__RECORDS FOR PROCESSING__:
* * * * *
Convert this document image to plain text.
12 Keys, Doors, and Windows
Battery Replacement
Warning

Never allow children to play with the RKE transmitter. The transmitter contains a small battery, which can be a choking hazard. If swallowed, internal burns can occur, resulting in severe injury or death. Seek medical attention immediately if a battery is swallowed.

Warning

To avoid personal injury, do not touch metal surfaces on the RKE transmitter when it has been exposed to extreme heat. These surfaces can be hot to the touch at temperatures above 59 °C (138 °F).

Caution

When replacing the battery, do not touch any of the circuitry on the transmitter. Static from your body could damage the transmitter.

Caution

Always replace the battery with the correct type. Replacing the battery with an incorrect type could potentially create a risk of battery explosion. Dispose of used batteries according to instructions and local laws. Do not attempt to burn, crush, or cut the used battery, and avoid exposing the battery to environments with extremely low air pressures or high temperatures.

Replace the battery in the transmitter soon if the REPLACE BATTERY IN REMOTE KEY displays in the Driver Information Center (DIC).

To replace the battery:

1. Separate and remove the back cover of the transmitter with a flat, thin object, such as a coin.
* * * * *
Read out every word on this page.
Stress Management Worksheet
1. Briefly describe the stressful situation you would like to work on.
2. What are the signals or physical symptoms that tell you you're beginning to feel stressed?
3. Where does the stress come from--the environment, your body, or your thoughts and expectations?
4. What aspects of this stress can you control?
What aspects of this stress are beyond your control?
* * * * *
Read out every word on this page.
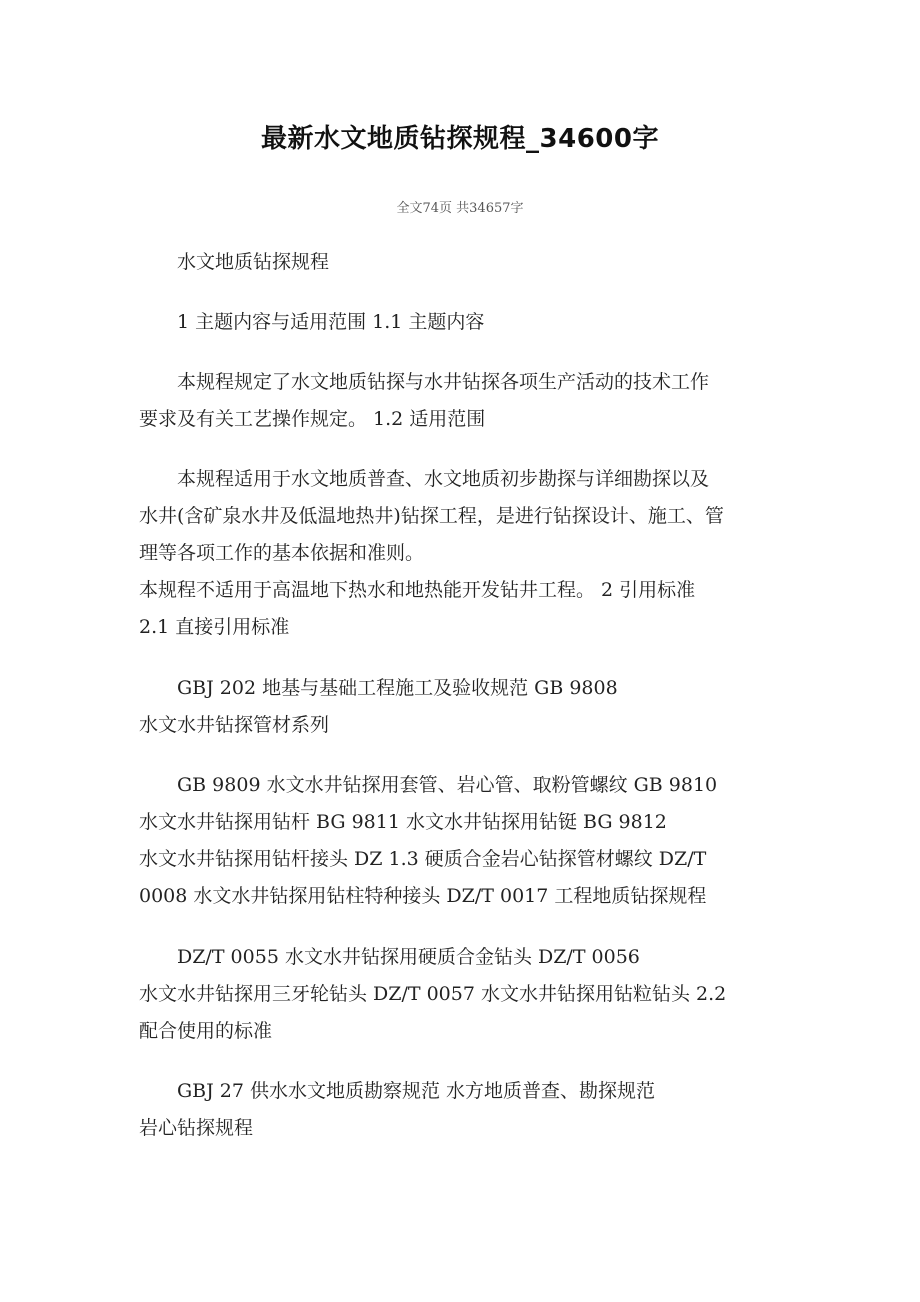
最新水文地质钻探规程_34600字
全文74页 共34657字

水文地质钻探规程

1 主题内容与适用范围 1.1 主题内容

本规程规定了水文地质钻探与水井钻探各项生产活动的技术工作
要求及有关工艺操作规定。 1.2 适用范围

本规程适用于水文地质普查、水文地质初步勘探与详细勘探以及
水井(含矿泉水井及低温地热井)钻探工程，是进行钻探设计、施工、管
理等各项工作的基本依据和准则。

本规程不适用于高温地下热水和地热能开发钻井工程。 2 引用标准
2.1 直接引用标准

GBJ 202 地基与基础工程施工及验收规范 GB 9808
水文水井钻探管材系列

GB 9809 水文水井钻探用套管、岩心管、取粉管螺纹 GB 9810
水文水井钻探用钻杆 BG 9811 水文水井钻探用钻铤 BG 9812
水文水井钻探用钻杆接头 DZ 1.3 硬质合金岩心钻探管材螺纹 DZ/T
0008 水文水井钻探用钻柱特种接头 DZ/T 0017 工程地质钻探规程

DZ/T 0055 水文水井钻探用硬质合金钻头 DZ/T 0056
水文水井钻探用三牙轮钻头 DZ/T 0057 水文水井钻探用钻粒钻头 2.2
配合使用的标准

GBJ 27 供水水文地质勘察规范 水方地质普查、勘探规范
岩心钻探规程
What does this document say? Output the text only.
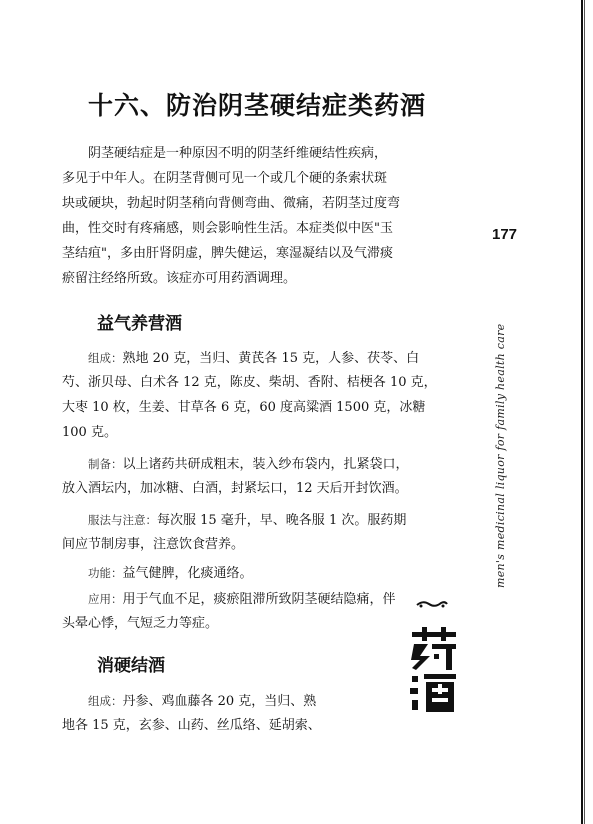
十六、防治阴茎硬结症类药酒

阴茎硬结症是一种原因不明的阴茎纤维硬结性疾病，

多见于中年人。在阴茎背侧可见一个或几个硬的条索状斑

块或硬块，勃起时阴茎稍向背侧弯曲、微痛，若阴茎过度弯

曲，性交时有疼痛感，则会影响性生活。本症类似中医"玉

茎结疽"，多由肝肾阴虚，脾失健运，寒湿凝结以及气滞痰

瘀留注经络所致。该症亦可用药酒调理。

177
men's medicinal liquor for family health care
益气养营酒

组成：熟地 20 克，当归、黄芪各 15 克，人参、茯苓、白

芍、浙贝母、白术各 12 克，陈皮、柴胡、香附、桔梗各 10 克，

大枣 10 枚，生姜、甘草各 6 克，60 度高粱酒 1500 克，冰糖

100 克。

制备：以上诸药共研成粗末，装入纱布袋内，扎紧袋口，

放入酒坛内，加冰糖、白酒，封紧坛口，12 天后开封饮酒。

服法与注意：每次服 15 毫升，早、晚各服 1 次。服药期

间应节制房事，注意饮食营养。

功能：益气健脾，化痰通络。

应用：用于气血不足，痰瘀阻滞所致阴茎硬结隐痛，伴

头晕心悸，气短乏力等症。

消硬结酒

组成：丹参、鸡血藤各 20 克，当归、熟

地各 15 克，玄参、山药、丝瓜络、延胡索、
* * * * *
__TASK REQUIREMENTS__: Look through the entries and find each line that has the string "text". Copy those lines.

__EXERCISE ANSWER__:
Convert this document image to plain text.
What does this document say? Output the text only.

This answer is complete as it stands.